Dataset items:

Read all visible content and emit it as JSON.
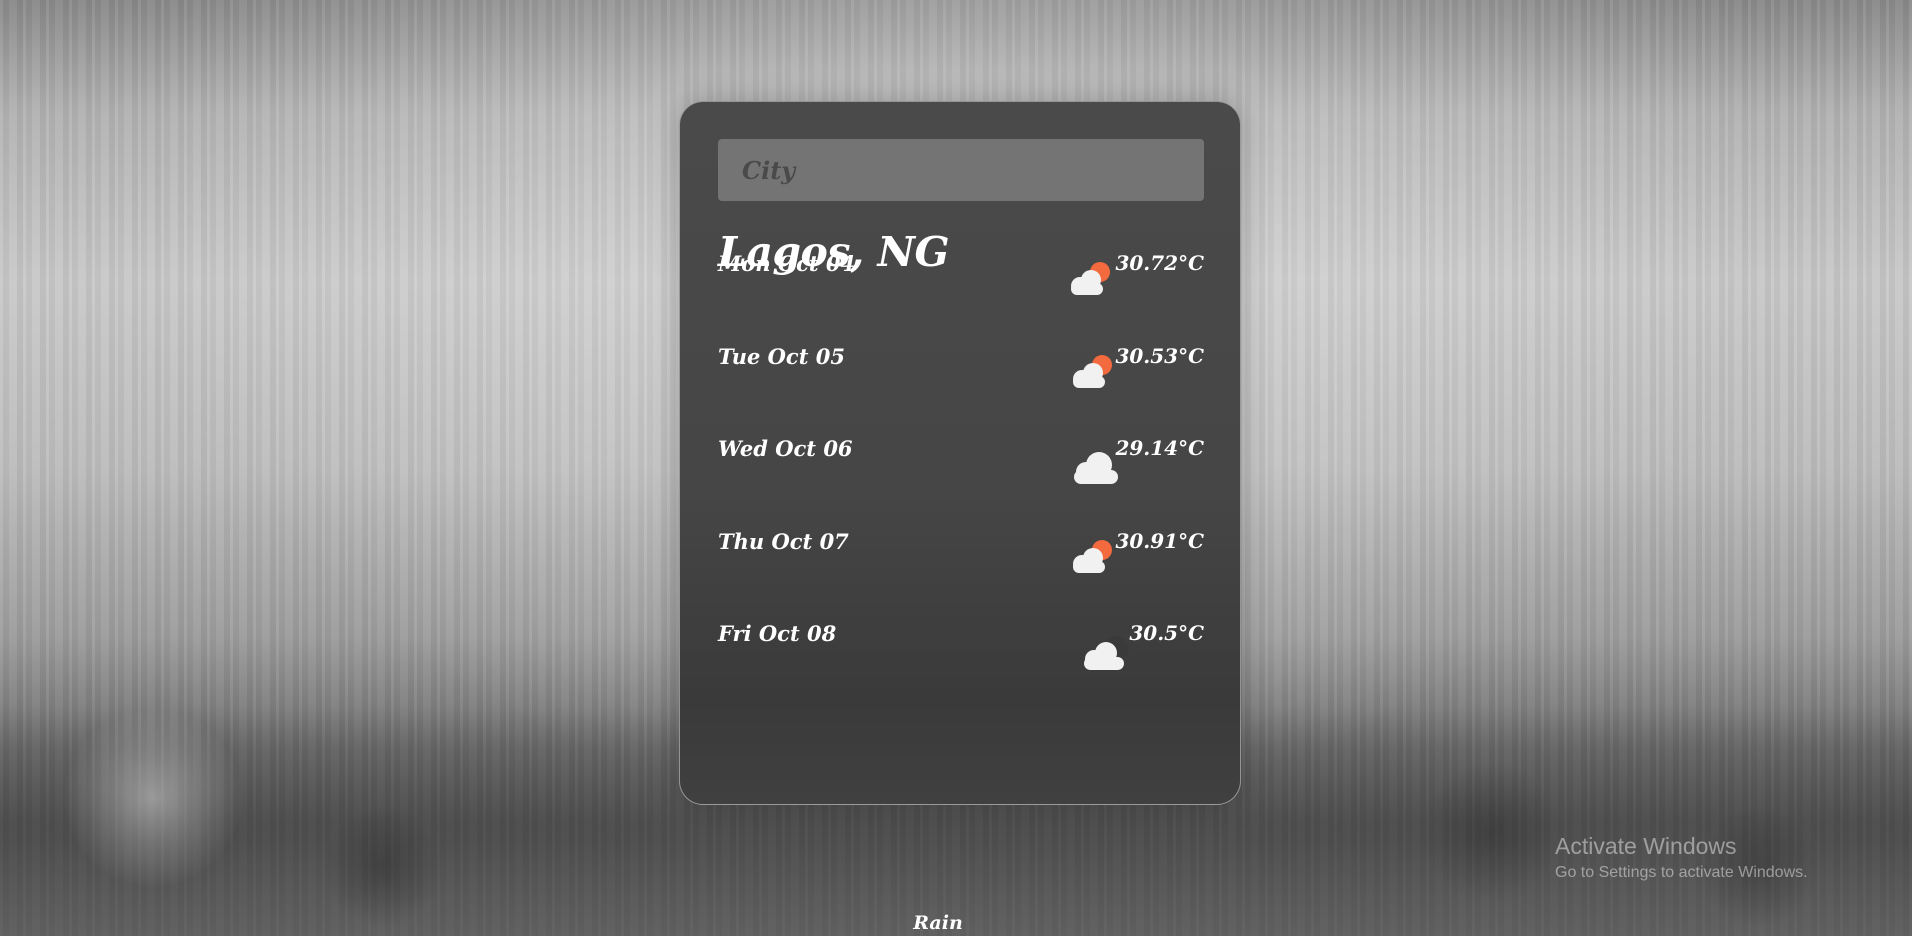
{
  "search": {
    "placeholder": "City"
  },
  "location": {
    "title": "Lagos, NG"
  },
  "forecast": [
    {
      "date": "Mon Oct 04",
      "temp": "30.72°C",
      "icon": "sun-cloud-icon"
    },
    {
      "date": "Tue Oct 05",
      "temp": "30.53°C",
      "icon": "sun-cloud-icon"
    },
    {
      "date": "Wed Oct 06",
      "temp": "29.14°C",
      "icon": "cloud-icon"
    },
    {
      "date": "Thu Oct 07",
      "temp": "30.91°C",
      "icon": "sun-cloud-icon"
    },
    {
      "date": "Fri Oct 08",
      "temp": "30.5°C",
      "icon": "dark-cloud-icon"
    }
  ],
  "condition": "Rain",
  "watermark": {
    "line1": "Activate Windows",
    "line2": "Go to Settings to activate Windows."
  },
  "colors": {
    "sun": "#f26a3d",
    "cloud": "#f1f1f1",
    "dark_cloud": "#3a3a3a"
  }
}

GOAL OF THE EXERCISE: Go through the entries above and pull out each line with "Windows" in it.

FULL SOLUTION:
    "line1": "Activate Windows",
    "line2": "Go to Settings to activate Windows."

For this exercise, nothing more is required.